*** Begin section ***

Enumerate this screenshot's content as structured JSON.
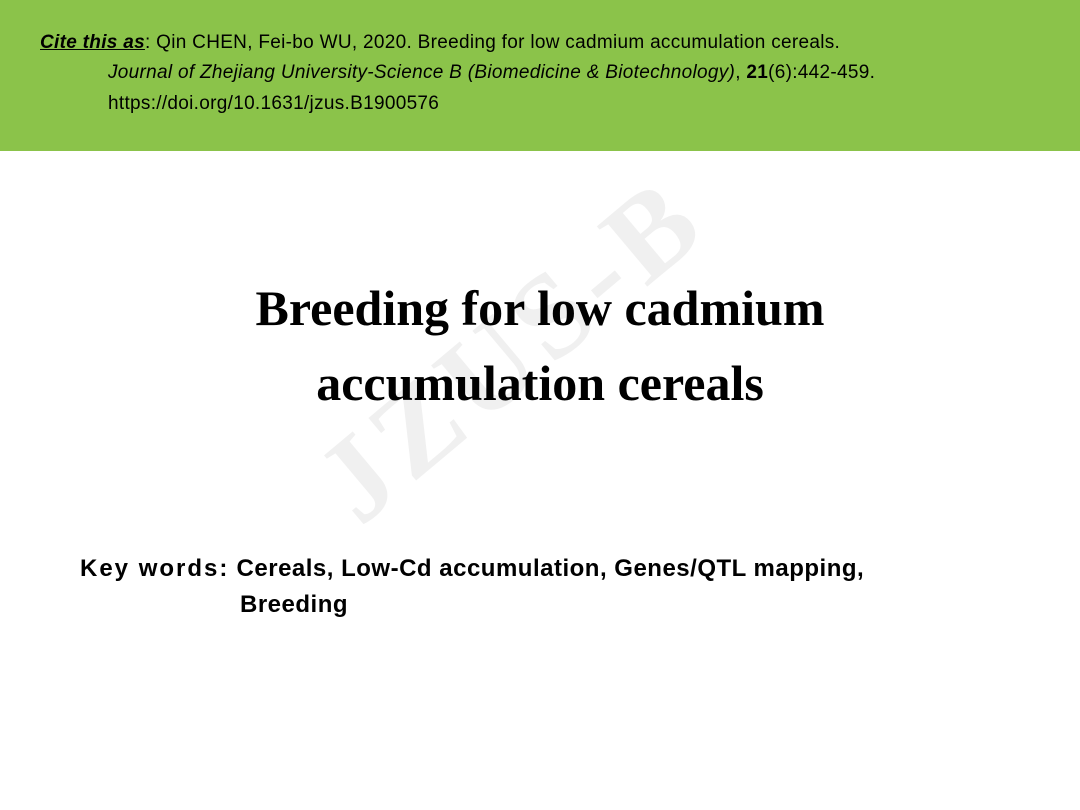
{
  "citation": {
    "label": "Cite this as",
    "authors": ": Qin CHEN, Fei-bo WU, 2020. Breeding for low cadmium accumulation cereals.",
    "journal": "Journal of Zhejiang University-Science B (Biomedicine & Biotechnology)",
    "punctuation": ", ",
    "volume": "21",
    "issue_pages": "(6):442-459.",
    "doi": "https://doi.org/10.1631/jzus.B1900576",
    "box_background": "#8bc34a"
  },
  "watermark": {
    "text": "JZUS-B",
    "color": "rgba(0,0,0,0.06)"
  },
  "title": {
    "line1": "Breeding for low cadmium",
    "line2": "accumulation cereals"
  },
  "keywords": {
    "label": "Key words:",
    "line1": " Cereals, Low-Cd accumulation, Genes/QTL mapping,",
    "line2": "Breeding"
  },
  "colors": {
    "background": "#ffffff",
    "text": "#000000"
  }
}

*** End section ***

**REQUIRED WORK:** The reply is to be all the records above, transcribed exactly, with no pictures.

**RESPONSE TO THE TASK:**
Enumerate this screenshot's content as structured JSON.
{
  "citation": {
    "label": "Cite this as",
    "authors": ": Qin CHEN, Fei-bo WU, 2020. Breeding for low cadmium accumulation cereals.",
    "journal": "Journal of Zhejiang University-Science B (Biomedicine & Biotechnology)",
    "punctuation": ", ",
    "volume": "21",
    "issue_pages": "(6):442-459.",
    "doi": "https://doi.org/10.1631/jzus.B1900576",
    "box_background": "#8bc34a"
  },
  "watermark": {
    "text": "JZUS-B",
    "color": "rgba(0,0,0,0.06)"
  },
  "title": {
    "line1": "Breeding for low cadmium",
    "line2": "accumulation cereals"
  },
  "keywords": {
    "label": "Key words:",
    "line1": " Cereals, Low-Cd accumulation, Genes/QTL mapping,",
    "line2": "Breeding"
  },
  "colors": {
    "background": "#ffffff",
    "text": "#000000"
  }
}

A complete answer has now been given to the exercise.